*Stated goal*
Below is a block of records; repeat all of them exactly.

*Input rows*
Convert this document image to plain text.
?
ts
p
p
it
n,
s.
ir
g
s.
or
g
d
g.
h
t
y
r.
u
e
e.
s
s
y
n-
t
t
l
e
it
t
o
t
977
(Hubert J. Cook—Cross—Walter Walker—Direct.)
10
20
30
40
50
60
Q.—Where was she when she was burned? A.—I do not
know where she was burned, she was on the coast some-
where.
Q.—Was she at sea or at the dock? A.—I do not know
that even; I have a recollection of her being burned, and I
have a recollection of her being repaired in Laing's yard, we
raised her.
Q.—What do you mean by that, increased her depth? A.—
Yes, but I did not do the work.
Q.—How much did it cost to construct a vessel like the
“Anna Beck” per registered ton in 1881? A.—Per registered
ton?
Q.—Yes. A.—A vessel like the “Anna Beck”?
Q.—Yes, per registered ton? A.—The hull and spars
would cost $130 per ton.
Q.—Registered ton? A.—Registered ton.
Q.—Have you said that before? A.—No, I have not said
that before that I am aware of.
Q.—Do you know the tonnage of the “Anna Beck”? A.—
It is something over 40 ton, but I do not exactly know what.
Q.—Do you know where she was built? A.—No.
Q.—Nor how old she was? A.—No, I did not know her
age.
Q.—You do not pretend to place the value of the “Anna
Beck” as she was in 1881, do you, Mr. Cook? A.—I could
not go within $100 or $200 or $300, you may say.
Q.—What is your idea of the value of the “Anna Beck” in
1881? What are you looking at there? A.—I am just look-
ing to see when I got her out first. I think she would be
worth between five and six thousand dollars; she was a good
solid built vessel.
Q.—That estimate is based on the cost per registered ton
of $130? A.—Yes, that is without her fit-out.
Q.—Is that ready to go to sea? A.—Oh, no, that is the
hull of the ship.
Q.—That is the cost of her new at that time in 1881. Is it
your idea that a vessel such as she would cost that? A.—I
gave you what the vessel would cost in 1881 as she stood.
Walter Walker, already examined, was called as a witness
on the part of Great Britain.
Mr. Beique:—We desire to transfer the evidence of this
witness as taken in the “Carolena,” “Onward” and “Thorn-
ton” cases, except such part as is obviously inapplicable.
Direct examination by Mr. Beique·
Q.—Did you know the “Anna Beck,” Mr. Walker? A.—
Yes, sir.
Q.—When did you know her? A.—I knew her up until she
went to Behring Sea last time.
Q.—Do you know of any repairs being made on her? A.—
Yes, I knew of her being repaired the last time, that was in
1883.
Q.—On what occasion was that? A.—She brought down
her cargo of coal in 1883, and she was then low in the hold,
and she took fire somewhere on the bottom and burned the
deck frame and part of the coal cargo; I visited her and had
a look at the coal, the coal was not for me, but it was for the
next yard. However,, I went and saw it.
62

*Solved problem*
Convert this document image to plain text.
?
ts
p
p
it
n,
s.
ir
g
s.
or
g
d
g.
h
t
y
r.
u
e
e.
s
s
y
n-
t
t
l
e
it
t
o
t
977
(Hubert J. Cook—Cross—Walter Walker—Direct.)
10
20
30
40
50
60
Q.—Where was she when she was burned? A.—I do not
know where she was burned, she was on the coast some-
where.
Q.—Was she at sea or at the dock? A.—I do not know
that even; I have a recollection of her being burned, and I
have a recollection of her being repaired in Laing's yard, we
raised her.
Q.—What do you mean by that, increased her depth? A.—
Yes, but I did not do the work.
Q.—How much did it cost to construct a vessel like the
“Anna Beck” per registered ton in 1881? A.—Per registered
ton?
Q.—Yes. A.—A vessel like the “Anna Beck”?
Q.—Yes, per registered ton? A.—The hull and spars
would cost $130 per ton.
Q.—Registered ton? A.—Registered ton.
Q.—Have you said that before? A.—No, I have not said
that before that I am aware of.
Q.—Do you know the tonnage of the “Anna Beck”? A.—
It is something over 40 ton, but I do not exactly know what.
Q.—Do you know where she was built? A.—No.
Q.—Nor how old she was? A.—No, I did not know her
age.
Q.—You do not pretend to place the value of the “Anna
Beck” as she was in 1881, do you, Mr. Cook? A.—I could
not go within $100 or $200 or $300, you may say.
Q.—What is your idea of the value of the “Anna Beck” in
1881? What are you looking at there? A.—I am just look-
ing to see when I got her out first. I think she would be
worth between five and six thousand dollars; she was a good
solid built vessel.
Q.—That estimate is based on the cost per registered ton
of $130? A.—Yes, that is without her fit-out.
Q.—Is that ready to go to sea? A.—Oh, no, that is the
hull of the ship.
Q.—That is the cost of her new at that time in 1881. Is it
your idea that a vessel such as she would cost that? A.—I
gave you what the vessel would cost in 1881 as she stood.
Walter Walker, already examined, was called as a witness
on the part of Great Britain.
Mr. Beique:—We desire to transfer the evidence of this
witness as taken in the “Carolena,” “Onward” and “Thorn-
ton” cases, except such part as is obviously inapplicable.
Direct examination by Mr. Beique·
Q.—Did you know the “Anna Beck,” Mr. Walker? A.—
Yes, sir.
Q.—When did you know her? A.—I knew her up until she
went to Behring Sea last time.
Q.—Do you know of any repairs being made on her? A.—
Yes, I knew of her being repaired the last time, that was in
1883.
Q.—On what occasion was that? A.—She brought down
her cargo of coal in 1883, and she was then low in the hold,
and she took fire somewhere on the bottom and burned the
deck frame and part of the coal cargo; I visited her and had
a look at the coal, the coal was not for me, but it was for the
next yard. However,, I went and saw it.
62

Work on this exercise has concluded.